§ What you need to do:
Find the number of lines below in which the word "больница" appears, and write that number only.

(Items listed in a dataset)
+---+

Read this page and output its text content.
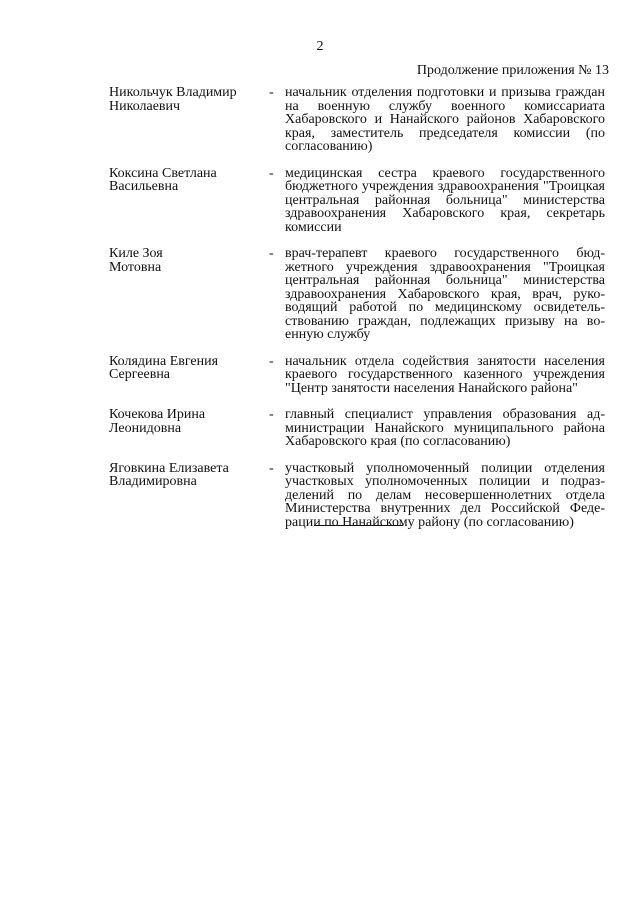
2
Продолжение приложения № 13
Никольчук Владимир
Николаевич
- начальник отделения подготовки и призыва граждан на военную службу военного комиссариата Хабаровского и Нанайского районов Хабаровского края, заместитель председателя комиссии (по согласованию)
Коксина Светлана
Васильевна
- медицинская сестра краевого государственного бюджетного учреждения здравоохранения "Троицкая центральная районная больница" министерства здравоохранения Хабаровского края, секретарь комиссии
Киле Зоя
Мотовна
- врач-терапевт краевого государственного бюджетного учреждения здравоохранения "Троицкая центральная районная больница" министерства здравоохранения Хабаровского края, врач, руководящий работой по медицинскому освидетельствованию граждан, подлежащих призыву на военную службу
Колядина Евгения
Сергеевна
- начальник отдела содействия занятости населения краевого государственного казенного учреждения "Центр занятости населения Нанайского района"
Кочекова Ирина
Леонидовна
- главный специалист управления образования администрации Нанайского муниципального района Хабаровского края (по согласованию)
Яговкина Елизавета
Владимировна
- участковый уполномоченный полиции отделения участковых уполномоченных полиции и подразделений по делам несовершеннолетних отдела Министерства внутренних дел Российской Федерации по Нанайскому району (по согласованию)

+---+

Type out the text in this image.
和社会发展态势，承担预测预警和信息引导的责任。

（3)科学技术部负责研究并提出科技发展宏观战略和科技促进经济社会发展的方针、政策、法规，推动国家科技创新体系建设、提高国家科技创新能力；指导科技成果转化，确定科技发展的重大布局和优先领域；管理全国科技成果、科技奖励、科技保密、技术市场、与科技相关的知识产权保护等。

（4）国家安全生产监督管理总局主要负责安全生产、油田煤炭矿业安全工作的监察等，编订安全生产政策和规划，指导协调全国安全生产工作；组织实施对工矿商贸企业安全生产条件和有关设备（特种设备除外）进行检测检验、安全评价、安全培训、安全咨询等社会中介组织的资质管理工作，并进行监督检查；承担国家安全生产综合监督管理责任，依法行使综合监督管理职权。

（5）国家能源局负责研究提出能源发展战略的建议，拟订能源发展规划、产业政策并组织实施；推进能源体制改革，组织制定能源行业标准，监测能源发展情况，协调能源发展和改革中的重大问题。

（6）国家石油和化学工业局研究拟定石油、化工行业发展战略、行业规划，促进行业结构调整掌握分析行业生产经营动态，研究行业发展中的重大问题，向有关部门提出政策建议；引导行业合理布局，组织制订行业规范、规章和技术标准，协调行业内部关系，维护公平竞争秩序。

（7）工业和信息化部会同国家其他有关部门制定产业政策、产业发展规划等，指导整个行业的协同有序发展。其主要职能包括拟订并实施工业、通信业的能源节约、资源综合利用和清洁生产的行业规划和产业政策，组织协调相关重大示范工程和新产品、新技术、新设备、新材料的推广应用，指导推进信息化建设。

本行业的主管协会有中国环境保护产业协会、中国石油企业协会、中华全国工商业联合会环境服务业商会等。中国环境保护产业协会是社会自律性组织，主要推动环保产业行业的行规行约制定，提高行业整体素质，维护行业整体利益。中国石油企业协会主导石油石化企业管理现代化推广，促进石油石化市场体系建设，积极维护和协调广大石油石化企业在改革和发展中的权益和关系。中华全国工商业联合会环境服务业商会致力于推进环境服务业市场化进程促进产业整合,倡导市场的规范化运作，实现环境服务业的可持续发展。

+---+

§ Solution for this problem:
2